SUPPLIED RECORDS —
# # # # # # #

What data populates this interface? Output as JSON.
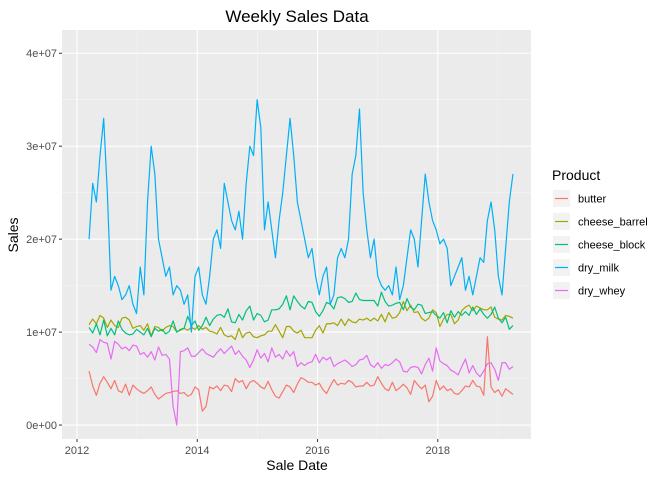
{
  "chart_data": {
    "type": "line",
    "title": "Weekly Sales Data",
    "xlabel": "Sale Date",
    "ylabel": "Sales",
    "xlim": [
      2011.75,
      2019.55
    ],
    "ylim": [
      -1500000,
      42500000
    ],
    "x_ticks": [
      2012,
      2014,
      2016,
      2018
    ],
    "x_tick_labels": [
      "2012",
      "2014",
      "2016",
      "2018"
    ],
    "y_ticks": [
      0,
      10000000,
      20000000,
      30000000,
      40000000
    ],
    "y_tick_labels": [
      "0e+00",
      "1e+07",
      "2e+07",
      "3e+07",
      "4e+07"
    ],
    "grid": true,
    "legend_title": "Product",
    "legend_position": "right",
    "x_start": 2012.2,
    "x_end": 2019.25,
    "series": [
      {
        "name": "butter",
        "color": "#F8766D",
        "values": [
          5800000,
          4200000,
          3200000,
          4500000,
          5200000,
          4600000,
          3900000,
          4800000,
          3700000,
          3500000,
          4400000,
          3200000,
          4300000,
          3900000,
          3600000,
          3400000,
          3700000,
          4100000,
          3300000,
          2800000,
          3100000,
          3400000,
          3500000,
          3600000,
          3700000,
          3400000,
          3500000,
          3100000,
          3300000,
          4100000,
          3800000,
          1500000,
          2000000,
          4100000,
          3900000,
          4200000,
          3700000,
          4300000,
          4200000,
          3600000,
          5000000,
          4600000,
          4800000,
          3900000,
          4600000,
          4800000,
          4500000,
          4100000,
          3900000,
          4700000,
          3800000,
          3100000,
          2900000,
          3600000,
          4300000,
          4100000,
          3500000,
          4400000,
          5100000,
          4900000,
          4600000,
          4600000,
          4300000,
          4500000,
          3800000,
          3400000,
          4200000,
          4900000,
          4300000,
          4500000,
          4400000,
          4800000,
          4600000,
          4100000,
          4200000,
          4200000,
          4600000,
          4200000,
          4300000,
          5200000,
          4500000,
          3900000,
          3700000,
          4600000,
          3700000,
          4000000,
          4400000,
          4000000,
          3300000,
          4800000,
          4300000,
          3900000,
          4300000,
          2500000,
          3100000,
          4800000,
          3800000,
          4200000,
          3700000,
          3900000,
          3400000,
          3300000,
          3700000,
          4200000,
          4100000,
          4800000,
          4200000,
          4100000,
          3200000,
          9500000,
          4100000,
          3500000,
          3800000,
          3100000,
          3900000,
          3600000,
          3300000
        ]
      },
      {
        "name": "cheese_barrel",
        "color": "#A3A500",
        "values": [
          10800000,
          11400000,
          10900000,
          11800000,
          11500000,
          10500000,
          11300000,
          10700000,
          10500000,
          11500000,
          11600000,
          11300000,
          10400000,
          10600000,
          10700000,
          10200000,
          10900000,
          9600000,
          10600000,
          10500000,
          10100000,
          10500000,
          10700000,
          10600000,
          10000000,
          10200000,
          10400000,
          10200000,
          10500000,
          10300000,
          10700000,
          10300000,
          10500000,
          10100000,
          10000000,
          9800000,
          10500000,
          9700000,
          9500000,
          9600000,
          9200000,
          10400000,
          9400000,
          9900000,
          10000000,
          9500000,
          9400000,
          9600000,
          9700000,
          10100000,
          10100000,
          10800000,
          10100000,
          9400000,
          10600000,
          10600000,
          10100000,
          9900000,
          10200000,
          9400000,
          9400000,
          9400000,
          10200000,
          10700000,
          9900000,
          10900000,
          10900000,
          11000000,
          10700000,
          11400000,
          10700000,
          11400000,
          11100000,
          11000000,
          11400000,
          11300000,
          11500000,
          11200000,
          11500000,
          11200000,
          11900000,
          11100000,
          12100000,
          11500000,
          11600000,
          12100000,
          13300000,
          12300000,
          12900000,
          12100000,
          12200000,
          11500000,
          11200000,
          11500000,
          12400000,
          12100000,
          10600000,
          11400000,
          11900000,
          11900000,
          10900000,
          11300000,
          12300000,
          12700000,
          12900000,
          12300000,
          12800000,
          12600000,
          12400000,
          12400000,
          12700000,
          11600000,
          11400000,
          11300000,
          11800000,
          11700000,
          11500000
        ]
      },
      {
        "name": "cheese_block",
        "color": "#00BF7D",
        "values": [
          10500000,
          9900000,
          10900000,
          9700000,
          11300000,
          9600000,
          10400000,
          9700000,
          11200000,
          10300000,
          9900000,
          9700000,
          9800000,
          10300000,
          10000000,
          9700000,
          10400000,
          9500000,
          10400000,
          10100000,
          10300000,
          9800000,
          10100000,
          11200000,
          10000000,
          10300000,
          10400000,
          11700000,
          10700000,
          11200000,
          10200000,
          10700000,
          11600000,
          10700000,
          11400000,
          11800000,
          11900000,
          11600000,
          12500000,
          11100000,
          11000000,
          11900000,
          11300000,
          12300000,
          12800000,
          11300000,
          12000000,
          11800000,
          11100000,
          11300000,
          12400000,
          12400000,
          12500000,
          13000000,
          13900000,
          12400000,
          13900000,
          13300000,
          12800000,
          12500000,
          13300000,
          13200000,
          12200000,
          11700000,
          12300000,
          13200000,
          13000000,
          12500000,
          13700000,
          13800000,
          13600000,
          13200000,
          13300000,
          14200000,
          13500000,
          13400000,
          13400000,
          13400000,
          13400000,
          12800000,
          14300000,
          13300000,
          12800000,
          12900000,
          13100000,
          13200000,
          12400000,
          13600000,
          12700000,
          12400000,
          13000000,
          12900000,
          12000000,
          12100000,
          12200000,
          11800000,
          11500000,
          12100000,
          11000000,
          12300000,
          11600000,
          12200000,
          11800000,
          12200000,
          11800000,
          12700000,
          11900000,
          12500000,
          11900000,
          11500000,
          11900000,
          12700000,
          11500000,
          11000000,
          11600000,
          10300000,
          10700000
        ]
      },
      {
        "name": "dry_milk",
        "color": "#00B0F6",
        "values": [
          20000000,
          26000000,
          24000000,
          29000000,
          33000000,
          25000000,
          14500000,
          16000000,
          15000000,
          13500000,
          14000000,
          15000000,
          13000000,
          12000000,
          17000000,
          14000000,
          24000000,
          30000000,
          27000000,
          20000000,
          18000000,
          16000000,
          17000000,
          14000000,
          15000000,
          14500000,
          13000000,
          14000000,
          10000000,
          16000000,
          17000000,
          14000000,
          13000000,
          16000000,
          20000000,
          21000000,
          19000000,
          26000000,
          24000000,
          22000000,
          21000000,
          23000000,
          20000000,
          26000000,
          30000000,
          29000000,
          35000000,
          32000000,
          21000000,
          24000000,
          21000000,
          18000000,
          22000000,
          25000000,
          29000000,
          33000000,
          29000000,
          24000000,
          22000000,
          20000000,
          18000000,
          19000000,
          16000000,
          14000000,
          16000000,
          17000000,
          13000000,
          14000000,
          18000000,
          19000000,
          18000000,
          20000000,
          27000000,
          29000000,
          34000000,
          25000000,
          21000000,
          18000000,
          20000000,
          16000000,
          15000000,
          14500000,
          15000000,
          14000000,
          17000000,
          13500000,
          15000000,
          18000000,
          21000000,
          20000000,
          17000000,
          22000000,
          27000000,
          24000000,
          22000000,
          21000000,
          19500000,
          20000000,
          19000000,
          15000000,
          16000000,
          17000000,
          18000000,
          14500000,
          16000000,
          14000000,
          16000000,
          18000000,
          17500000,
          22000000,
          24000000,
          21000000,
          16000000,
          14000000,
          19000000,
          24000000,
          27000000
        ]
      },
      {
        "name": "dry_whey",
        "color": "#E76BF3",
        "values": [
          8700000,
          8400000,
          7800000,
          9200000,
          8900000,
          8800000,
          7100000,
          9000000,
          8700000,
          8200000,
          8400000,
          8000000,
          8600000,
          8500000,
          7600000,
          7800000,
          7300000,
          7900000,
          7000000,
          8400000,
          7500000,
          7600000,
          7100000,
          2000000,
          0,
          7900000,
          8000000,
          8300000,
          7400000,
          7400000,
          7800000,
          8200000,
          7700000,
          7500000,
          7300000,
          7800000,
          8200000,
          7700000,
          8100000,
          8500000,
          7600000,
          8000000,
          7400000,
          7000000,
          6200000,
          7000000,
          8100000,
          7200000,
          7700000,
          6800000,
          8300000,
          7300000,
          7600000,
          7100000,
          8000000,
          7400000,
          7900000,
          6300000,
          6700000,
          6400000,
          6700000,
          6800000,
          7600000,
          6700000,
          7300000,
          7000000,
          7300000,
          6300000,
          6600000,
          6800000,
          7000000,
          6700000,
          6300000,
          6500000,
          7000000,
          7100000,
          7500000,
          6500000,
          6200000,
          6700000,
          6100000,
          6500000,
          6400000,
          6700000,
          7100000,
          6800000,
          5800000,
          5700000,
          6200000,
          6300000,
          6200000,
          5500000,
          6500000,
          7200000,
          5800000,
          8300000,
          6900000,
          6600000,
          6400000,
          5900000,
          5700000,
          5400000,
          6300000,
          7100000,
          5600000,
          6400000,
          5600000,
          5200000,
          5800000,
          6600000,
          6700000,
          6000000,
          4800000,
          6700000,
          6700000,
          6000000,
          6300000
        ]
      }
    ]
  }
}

# # # # # # #

PROBLEM — Using the records above, gather all lines where the string "color" is present.

RESULT FOR THIS TASK —
        "color": "#F8766D",
        "color": "#A3A500",
        "color": "#00BF7D",
        "color": "#00B0F6",
        "color": "#E76BF3",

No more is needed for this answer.